DATA EXCERPTS:
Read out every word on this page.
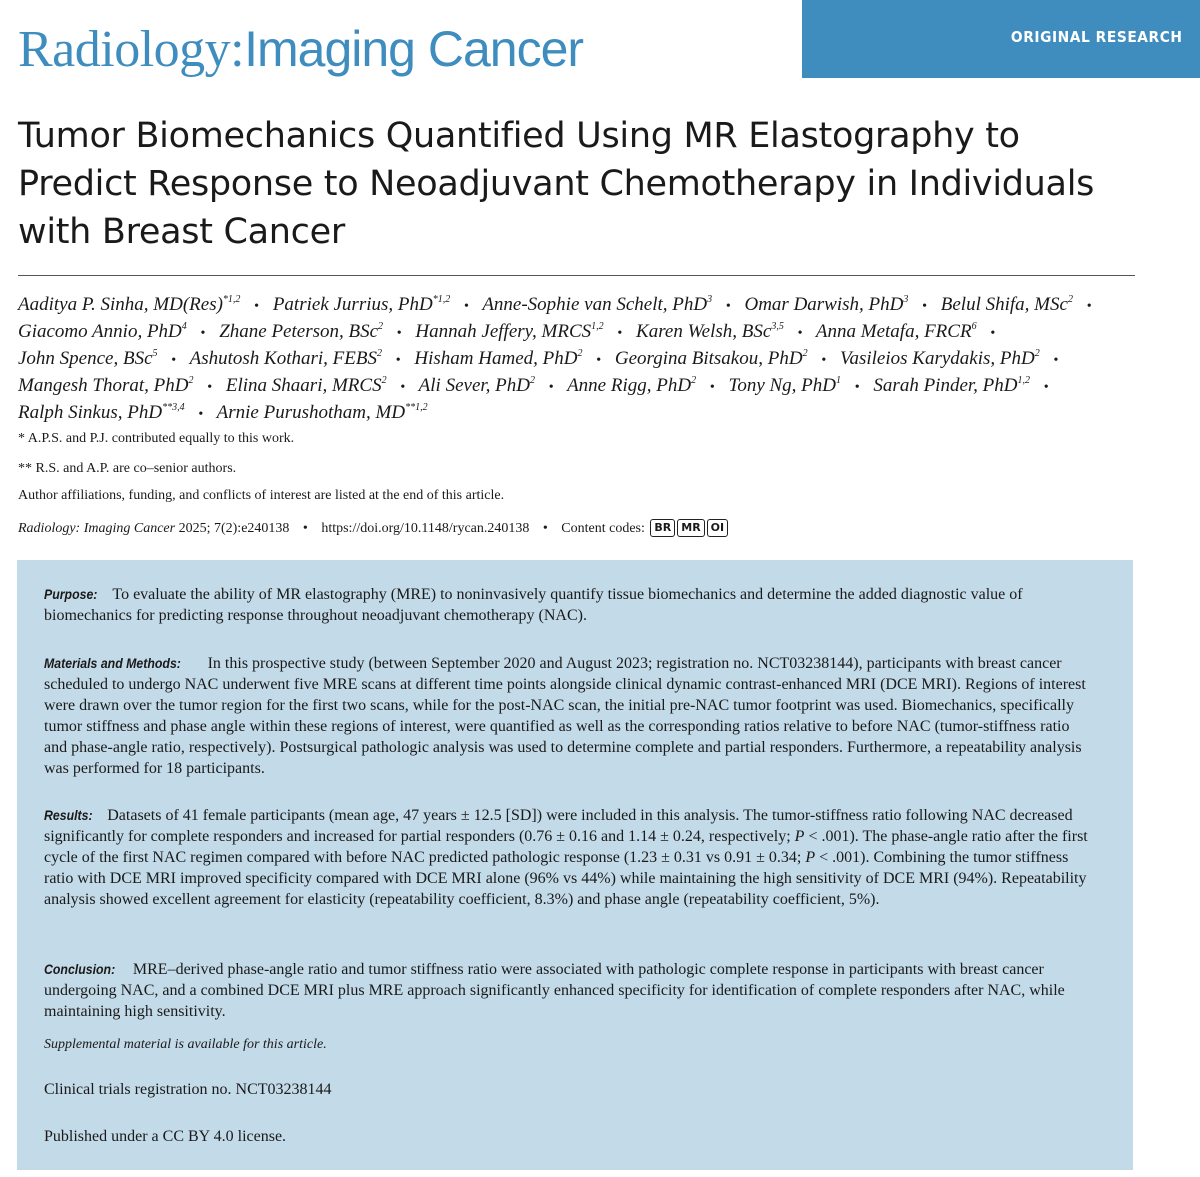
ORIGINAL RESEARCH
Radiology:Imaging Cancer
Tumor Biomechanics Quantified Using MR Elastography to Predict Response to Neoadjuvant Chemotherapy in Individuals with Breast Cancer
Aaditya P. Sinha, MD(Res)$^{*1,2}$ • Patriek Jurrius, PhD$^{*1,2}$ • Anne-Sophie van Schelt, PhD$^3$ • Omar Darwish, PhD$^3$ • Belul Shifa, MSc$^2$ • Giacomo Annio, PhD$^4$ • Zhane Peterson, BSc$^2$ • Hannah Jeffery, MRCS$^{1,2}$ • Karen Welsh, BSc$^{3,5}$ • Anna Metafa, FRCR$^6$ • John Spence, BSc$^5$ • Ashutosh Kothari, FEBS$^2$ • Hisham Hamed, PhD$^2$ • Georgina Bitsakou, PhD$^2$ • Vasileios Karydakis, PhD$^2$ • Mangesh Thorat, PhD$^2$ • Elina Shaari, MRCS$^2$ • Ali Sever, PhD$^2$ • Anne Rigg, PhD$^2$ • Tony Ng, PhD$^1$ • Sarah Pinder, PhD$^{1,2}$ • Ralph Sinkus, PhD$^{**3,4}$ • Arnie Purushotham, MD$^{**1,2}$
* A.P.S. and P.J. contributed equally to this work.
** R.S. and A.P. are co–senior authors.
Author affiliations, funding, and conflicts of interest are listed at the end of this article.
Radiology: Imaging Cancer 2025; 7(2):e240138 • https://doi.org/10.1148/rycan.240138 • Content codes: BR MR OI

Purpose: To evaluate the ability of MR elastography (MRE) to noninvasively quantify tissue biomechanics and determine the added diagnostic value of biomechanics for predicting response throughout neoadjuvant chemotherapy (NAC).

Materials and Methods: In this prospective study (between September 2020 and August 2023; registration no. NCT03238144), participants with breast cancer scheduled to undergo NAC underwent five MRE scans at different time points alongside clinical dynamic contrast-enhanced MRI (DCE MRI). Regions of interest were drawn over the tumor region for the first two scans, while for the post-NAC scan, the initial pre-NAC tumor footprint was used. Biomechanics, specifically tumor stiffness and phase angle within these regions of interest, were quantified as well as the corresponding ratios relative to before NAC (tumor-stiffness ratio and phase-angle ratio, respectively). Postsurgical pathologic analysis was used to determine complete and partial responders. Furthermore, a repeatability analysis was performed for 18 participants.

Results: Datasets of 41 female participants (mean age, 47 years ± 12.5 [SD]) were included in this analysis. The tumor-stiffness ratio following NAC decreased significantly for complete responders and increased for partial responders (0.76 ± 0.16 and 1.14 ± 0.24, respectively; P < .001). The phase-angle ratio after the first cycle of the first NAC regimen compared with before NAC predicted pathologic response (1.23 ± 0.31 vs 0.91 ± 0.34; P < .001). Combining the tumor stiffness ratio with DCE MRI improved specificity compared with DCE MRI alone (96% vs 44%) while maintaining the high sensitivity of DCE MRI (94%). Repeatability analysis showed excellent agreement for elasticity (repeatability coefficient, 8.3%) and phase angle (repeatability coefficient, 5%).

Conclusion: MRE–derived phase-angle ratio and tumor stiffness ratio were associated with pathologic complete response in participants with breast cancer undergoing NAC, and a combined DCE MRI plus MRE approach significantly enhanced specificity for identification of complete responders after NAC, while maintaining high sensitivity.

Supplemental material is available for this article.

Clinical trials registration no. NCT03238144

Published under a CC BY 4.0 license.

THE PROBLEM: All that is needed is the data above, repeated exactly, without the pictures.

ANSWER BELOW:
Read out every word on this page.
ORIGINAL RESEARCH
Radiology:Imaging Cancer
Tumor Biomechanics Quantified Using MR Elastography to Predict Response to Neoadjuvant Chemotherapy in Individuals with Breast Cancer
Aaditya P. Sinha, MD(Res)$^{*1,2}$ • Patriek Jurrius, PhD$^{*1,2}$ • Anne-Sophie van Schelt, PhD$^3$ • Omar Darwish, PhD$^3$ • Belul Shifa, MSc$^2$ • Giacomo Annio, PhD$^4$ • Zhane Peterson, BSc$^2$ • Hannah Jeffery, MRCS$^{1,2}$ • Karen Welsh, BSc$^{3,5}$ • Anna Metafa, FRCR$^6$ • John Spence, BSc$^5$ • Ashutosh Kothari, FEBS$^2$ • Hisham Hamed, PhD$^2$ • Georgina Bitsakou, PhD$^2$ • Vasileios Karydakis, PhD$^2$ • Mangesh Thorat, PhD$^2$ • Elina Shaari, MRCS$^2$ • Ali Sever, PhD$^2$ • Anne Rigg, PhD$^2$ • Tony Ng, PhD$^1$ • Sarah Pinder, PhD$^{1,2}$ • Ralph Sinkus, PhD$^{**3,4}$ • Arnie Purushotham, MD$^{**1,2}$
* A.P.S. and P.J. contributed equally to this work.
** R.S. and A.P. are co–senior authors.
Author affiliations, funding, and conflicts of interest are listed at the end of this article.
Radiology: Imaging Cancer 2025; 7(2):e240138 • https://doi.org/10.1148/rycan.240138 • Content codes: BR MR OI

Purpose: To evaluate the ability of MR elastography (MRE) to noninvasively quantify tissue biomechanics and determine the added diagnostic value of biomechanics for predicting response throughout neoadjuvant chemotherapy (NAC).

Materials and Methods: In this prospective study (between September 2020 and August 2023; registration no. NCT03238144), participants with breast cancer scheduled to undergo NAC underwent five MRE scans at different time points alongside clinical dynamic contrast-enhanced MRI (DCE MRI). Regions of interest were drawn over the tumor region for the first two scans, while for the post-NAC scan, the initial pre-NAC tumor footprint was used. Biomechanics, specifically tumor stiffness and phase angle within these regions of interest, were quantified as well as the corresponding ratios relative to before NAC (tumor-stiffness ratio and phase-angle ratio, respectively). Postsurgical pathologic analysis was used to determine complete and partial responders. Furthermore, a repeatability analysis was performed for 18 participants.

Results: Datasets of 41 female participants (mean age, 47 years ± 12.5 [SD]) were included in this analysis. The tumor-stiffness ratio following NAC decreased significantly for complete responders and increased for partial responders (0.76 ± 0.16 and 1.14 ± 0.24, respectively; P < .001). The phase-angle ratio after the first cycle of the first NAC regimen compared with before NAC predicted pathologic response (1.23 ± 0.31 vs 0.91 ± 0.34; P < .001). Combining the tumor stiffness ratio with DCE MRI improved specificity compared with DCE MRI alone (96% vs 44%) while maintaining the high sensitivity of DCE MRI (94%). Repeatability analysis showed excellent agreement for elasticity (repeatability coefficient, 8.3%) and phase angle (repeatability coefficient, 5%).

Conclusion: MRE–derived phase-angle ratio and tumor stiffness ratio were associated with pathologic complete response in participants with breast cancer undergoing NAC, and a combined DCE MRI plus MRE approach significantly enhanced specificity for identification of complete responders after NAC, while maintaining high sensitivity.

Supplemental material is available for this article.

Clinical trials registration no. NCT03238144

Published under a CC BY 4.0 license.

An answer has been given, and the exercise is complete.